## Short problem
Every entry must be copied word for word.

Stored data
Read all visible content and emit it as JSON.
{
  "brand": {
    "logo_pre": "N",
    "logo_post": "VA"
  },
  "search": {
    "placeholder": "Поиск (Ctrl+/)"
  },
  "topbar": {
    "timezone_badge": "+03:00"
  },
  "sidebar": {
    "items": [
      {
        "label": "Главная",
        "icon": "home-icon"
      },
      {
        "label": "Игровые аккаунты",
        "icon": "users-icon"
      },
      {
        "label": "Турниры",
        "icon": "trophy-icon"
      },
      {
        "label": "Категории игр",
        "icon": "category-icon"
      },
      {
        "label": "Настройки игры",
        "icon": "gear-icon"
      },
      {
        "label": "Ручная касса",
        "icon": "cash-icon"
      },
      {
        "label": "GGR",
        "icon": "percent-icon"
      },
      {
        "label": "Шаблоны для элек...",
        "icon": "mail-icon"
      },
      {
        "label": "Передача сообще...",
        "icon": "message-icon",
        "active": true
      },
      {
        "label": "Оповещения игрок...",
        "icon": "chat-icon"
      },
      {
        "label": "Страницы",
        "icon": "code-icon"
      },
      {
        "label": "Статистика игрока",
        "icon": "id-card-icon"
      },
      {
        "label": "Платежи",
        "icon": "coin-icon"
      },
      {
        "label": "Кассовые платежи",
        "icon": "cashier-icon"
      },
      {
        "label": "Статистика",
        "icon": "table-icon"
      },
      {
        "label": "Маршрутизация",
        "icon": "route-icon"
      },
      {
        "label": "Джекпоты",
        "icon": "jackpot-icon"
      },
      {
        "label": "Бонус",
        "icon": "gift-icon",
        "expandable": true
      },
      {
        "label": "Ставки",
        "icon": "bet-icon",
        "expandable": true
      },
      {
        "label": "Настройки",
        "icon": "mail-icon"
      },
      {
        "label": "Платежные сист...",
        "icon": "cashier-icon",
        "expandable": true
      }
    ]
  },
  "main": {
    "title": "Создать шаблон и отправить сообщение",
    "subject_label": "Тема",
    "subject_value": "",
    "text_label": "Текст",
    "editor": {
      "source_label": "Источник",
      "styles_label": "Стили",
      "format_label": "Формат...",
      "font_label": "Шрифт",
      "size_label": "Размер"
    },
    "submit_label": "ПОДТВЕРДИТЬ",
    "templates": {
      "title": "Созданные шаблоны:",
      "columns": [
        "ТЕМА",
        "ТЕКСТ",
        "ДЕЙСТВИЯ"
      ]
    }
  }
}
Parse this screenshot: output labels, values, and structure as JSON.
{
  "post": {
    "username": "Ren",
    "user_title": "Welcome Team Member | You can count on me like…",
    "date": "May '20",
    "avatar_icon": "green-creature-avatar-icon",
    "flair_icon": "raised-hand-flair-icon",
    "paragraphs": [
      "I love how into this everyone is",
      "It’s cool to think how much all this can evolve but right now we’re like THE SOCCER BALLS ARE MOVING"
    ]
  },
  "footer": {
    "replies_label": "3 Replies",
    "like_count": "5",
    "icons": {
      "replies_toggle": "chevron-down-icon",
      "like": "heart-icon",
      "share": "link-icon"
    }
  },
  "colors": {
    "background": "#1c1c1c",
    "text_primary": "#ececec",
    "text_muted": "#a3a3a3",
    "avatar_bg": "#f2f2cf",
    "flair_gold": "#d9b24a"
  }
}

## Correct output
Read all visible content and emit it as JSON.
{
  "brand": {
    "logo_pre": "N",
    "logo_post": "VA"
  },
  "search": {
    "placeholder": "Поиск (Ctrl+/)"
  },
  "topbar": {
    "timezone_badge": "+03:00"
  },
  "sidebar": {
    "items": [
      {
        "label": "Главная",
        "icon": "home-icon"
      },
      {
        "label": "Игровые аккаунты",
        "icon": "users-icon"
      },
      {
        "label": "Турниры",
        "icon": "trophy-icon"
      },
      {
        "label": "Категории игр",
        "icon": "category-icon"
      },
      {
        "label": "Настройки игры",
        "icon": "gear-icon"
      },
      {
        "label": "Ручная касса",
        "icon": "cash-icon"
      },
      {
        "label": "GGR",
        "icon": "percent-icon"
      },
      {
        "label": "Шаблоны для элек...",
        "icon": "mail-icon"
      },
      {
        "label": "Передача сообще...",
        "icon": "message-icon",
        "active": true
      },
      {
        "label": "Оповещения игрок...",
        "icon": "chat-icon"
      },
      {
        "label": "Страницы",
        "icon": "code-icon"
      },
      {
        "label": "Статистика игрока",
        "icon": "id-card-icon"
      },
      {
        "label": "Платежи",
        "icon": "coin-icon"
      },
      {
        "label": "Кассовые платежи",
        "icon": "cashier-icon"
      },
      {
        "label": "Статистика",
        "icon": "table-icon"
      },
      {
        "label": "Маршрутизация",
        "icon": "route-icon"
      },
      {
        "label": "Джекпоты",
        "icon": "jackpot-icon"
      },
      {
        "label": "Бонус",
        "icon": "gift-icon",
        "expandable": true
      },
      {
        "label": "Ставки",
        "icon": "bet-icon",
        "expandable": true
      },
      {
        "label": "Настройки",
        "icon": "mail-icon"
      },
      {
        "label": "Платежные сист...",
        "icon": "cashier-icon",
        "expandable": true
      }
    ]
  },
  "main": {
    "title": "Создать шаблон и отправить сообщение",
    "subject_label": "Тема",
    "subject_value": "",
    "text_label": "Текст",
    "editor": {
      "source_label": "Источник",
      "styles_label": "Стили",
      "format_label": "Формат...",
      "font_label": "Шрифт",
      "size_label": "Размер"
    },
    "submit_label": "ПОДТВЕРДИТЬ",
    "templates": {
      "title": "Созданные шаблоны:",
      "columns": [
        "ТЕМА",
        "ТЕКСТ",
        "ДЕЙСТВИЯ"
      ]
    }
  }
}
Parse this screenshot: output labels, values, and structure as JSON.
{
  "post": {
    "username": "Ren",
    "user_title": "Welcome Team Member | You can count on me like…",
    "date": "May '20",
    "avatar_icon": "green-creature-avatar-icon",
    "flair_icon": "raised-hand-flair-icon",
    "paragraphs": [
      "I love how into this everyone is",
      "It’s cool to think how much all this can evolve but right now we’re like THE SOCCER BALLS ARE MOVING"
    ]
  },
  "footer": {
    "replies_label": "3 Replies",
    "like_count": "5",
    "icons": {
      "replies_toggle": "chevron-down-icon",
      "like": "heart-icon",
      "share": "link-icon"
    }
  },
  "colors": {
    "background": "#1c1c1c",
    "text_primary": "#ececec",
    "text_muted": "#a3a3a3",
    "avatar_bg": "#f2f2cf",
    "flair_gold": "#d9b24a"
  }
}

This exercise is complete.